Data records
━━━
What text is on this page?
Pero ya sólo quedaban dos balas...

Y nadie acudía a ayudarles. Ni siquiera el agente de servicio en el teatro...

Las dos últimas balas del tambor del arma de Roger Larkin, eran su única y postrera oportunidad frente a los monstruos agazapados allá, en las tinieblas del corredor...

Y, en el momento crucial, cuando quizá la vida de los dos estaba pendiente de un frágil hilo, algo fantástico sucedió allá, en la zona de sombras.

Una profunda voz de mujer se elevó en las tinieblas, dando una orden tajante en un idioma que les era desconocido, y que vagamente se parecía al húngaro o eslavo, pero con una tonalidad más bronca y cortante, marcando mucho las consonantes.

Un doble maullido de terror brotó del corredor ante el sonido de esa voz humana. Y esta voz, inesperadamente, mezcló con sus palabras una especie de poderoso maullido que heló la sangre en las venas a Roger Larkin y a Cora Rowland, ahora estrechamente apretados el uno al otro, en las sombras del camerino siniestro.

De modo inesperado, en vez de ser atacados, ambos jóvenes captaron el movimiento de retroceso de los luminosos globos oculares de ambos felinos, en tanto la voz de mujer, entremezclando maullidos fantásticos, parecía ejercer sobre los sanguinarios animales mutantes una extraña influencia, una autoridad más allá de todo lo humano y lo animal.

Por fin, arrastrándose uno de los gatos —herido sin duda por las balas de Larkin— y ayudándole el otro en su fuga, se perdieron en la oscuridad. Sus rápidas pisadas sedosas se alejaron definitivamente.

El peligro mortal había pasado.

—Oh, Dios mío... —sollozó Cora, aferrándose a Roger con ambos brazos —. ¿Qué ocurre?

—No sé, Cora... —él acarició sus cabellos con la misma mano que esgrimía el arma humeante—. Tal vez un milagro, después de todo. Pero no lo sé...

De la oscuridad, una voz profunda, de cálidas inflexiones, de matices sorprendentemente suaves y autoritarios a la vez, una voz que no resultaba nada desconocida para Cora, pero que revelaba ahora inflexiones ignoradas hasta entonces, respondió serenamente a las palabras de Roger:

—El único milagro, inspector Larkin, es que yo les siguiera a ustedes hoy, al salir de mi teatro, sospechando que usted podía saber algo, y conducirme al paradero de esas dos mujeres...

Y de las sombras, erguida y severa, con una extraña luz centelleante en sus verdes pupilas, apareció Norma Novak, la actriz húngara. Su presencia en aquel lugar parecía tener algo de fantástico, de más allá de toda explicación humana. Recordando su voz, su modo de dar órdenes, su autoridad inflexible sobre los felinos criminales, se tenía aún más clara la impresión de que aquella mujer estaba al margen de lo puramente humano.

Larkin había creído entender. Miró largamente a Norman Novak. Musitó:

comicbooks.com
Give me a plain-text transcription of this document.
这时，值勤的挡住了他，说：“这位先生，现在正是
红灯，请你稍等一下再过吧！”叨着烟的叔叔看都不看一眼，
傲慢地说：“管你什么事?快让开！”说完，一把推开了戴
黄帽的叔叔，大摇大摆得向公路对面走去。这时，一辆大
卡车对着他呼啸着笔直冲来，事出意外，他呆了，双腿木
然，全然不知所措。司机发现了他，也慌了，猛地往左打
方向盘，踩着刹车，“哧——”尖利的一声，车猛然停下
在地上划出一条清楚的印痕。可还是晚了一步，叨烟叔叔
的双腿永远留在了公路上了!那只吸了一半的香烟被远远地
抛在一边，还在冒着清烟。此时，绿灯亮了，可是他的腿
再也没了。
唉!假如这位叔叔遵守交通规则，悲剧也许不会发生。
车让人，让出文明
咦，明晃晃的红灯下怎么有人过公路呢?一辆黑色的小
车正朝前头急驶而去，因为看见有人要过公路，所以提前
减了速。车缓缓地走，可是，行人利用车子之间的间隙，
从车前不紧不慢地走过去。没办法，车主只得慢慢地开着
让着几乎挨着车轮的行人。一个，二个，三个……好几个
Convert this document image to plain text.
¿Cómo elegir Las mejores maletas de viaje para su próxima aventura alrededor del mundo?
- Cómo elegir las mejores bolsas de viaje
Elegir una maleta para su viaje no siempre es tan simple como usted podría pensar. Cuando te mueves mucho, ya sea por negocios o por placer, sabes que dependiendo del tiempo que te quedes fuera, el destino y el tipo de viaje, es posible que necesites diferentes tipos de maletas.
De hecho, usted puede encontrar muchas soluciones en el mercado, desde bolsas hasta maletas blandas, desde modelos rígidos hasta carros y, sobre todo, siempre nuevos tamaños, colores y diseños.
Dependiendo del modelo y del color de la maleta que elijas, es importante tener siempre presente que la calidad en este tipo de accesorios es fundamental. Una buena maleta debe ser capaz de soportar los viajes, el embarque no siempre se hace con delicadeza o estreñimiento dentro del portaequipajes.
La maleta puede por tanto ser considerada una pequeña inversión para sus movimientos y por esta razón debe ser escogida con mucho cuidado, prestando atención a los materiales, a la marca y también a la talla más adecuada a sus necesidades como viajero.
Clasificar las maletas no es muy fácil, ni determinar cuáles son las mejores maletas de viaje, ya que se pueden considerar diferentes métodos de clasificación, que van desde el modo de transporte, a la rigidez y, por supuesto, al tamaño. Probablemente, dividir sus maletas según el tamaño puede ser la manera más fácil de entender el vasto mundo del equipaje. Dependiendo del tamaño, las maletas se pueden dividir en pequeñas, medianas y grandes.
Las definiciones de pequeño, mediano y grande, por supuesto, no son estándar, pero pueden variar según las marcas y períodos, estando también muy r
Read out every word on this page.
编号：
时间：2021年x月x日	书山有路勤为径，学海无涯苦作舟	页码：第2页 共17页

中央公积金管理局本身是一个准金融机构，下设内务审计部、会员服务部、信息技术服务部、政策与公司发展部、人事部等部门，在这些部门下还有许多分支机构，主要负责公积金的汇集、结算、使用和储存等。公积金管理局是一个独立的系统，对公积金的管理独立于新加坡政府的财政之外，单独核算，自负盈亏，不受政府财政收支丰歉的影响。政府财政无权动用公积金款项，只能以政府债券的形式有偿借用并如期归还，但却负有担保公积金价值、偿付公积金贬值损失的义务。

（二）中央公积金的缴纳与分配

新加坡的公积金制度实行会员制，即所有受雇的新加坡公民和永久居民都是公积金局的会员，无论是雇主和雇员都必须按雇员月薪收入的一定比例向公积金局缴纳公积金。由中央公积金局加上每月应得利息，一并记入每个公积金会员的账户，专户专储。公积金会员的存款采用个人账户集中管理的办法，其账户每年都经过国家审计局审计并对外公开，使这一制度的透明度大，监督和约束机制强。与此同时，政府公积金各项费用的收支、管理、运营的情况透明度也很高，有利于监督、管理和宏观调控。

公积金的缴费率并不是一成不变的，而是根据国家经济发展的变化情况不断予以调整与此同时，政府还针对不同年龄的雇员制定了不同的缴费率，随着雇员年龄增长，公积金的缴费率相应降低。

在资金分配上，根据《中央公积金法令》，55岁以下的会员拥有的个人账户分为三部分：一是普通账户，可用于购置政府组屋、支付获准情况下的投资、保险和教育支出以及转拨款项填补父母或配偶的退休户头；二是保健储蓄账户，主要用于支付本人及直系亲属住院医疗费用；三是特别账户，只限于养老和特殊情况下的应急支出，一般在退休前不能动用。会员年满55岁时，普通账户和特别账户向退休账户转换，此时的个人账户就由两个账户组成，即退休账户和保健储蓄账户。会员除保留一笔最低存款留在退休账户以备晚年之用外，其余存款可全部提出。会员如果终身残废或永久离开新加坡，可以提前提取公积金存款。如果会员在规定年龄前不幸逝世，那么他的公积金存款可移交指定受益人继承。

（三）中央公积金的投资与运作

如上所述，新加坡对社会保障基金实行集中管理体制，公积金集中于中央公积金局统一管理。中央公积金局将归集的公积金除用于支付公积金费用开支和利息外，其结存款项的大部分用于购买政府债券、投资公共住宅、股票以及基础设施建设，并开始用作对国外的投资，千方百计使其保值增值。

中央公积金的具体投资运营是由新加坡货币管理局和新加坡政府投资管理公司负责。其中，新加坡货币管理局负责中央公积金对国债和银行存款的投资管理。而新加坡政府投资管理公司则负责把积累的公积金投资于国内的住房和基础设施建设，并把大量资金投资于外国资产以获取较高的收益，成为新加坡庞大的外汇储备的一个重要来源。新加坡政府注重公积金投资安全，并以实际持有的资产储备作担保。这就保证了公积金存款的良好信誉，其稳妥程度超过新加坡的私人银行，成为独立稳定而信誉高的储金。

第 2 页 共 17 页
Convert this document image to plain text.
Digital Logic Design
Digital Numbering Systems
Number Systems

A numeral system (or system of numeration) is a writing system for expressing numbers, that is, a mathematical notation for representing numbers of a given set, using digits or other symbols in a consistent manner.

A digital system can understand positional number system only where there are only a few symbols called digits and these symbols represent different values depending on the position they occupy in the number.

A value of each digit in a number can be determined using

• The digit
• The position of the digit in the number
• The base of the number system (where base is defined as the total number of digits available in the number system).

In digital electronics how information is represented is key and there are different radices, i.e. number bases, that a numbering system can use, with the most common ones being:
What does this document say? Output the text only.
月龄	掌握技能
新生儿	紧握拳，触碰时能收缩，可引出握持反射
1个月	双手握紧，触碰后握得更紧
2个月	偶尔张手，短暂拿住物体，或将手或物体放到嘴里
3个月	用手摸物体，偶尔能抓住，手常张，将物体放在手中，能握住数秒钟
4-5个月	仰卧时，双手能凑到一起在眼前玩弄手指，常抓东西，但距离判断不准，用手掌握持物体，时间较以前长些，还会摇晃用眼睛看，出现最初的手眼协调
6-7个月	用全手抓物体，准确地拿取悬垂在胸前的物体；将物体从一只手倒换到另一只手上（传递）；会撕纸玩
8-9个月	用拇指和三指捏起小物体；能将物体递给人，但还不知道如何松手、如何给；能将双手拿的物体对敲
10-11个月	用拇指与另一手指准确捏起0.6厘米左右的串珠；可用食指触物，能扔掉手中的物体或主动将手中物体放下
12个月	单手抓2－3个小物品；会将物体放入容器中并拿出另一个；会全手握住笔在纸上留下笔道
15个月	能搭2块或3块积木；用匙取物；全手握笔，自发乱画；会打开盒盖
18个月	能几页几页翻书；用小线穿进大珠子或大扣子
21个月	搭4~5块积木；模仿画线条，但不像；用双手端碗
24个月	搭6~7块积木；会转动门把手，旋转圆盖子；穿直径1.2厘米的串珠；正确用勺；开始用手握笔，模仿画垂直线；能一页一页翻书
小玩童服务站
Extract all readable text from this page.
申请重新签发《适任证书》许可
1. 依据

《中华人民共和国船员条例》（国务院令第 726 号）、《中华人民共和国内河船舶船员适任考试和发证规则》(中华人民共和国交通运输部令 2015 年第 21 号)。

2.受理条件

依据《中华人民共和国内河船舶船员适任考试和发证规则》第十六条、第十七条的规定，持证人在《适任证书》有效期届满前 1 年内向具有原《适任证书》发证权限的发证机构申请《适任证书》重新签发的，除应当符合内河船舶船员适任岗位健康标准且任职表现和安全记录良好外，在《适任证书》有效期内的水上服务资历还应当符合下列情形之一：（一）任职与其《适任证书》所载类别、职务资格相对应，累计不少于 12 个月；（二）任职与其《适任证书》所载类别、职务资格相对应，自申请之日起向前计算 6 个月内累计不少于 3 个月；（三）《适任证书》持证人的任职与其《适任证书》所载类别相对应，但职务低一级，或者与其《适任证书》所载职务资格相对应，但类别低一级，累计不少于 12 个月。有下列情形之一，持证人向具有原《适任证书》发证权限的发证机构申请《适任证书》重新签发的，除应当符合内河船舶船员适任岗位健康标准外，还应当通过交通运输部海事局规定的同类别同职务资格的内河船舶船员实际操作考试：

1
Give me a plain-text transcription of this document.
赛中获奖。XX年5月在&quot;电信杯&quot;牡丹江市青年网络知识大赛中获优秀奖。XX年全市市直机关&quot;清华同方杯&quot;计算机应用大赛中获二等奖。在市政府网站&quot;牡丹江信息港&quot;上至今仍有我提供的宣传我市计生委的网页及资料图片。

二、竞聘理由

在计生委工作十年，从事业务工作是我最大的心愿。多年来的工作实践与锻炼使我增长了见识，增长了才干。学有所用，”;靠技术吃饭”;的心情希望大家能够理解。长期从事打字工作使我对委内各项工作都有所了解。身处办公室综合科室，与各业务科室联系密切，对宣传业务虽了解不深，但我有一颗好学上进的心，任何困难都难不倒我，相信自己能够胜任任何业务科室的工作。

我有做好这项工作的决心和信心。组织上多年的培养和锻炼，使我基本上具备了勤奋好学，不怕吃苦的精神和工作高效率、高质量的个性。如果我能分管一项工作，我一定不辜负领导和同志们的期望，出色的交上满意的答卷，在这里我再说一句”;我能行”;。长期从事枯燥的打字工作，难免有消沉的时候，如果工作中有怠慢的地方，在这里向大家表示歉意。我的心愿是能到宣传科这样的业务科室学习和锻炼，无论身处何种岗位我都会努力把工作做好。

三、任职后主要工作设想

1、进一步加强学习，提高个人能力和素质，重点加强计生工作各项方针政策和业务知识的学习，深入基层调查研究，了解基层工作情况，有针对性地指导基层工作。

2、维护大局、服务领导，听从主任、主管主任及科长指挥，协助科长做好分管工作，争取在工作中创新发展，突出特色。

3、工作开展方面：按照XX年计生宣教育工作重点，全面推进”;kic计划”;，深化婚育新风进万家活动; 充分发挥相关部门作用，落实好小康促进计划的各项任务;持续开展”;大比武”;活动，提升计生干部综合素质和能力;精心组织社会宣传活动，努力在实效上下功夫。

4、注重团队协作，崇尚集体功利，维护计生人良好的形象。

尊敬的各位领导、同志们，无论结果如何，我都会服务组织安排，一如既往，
━━━
*Written problem*
Pick out each line above that includes "symbols" and show it.

*Exercise answer*
A numeral system (or system of numeration) is a writing system for expressing numbers, that is, a mathematical notation for representing numbers of a given set, using digits or other symbols in a consistent manner.
A digital system can understand positional number system only where there are only a few symbols called digits and these symbols represent different values depending on the position they occupy in the number.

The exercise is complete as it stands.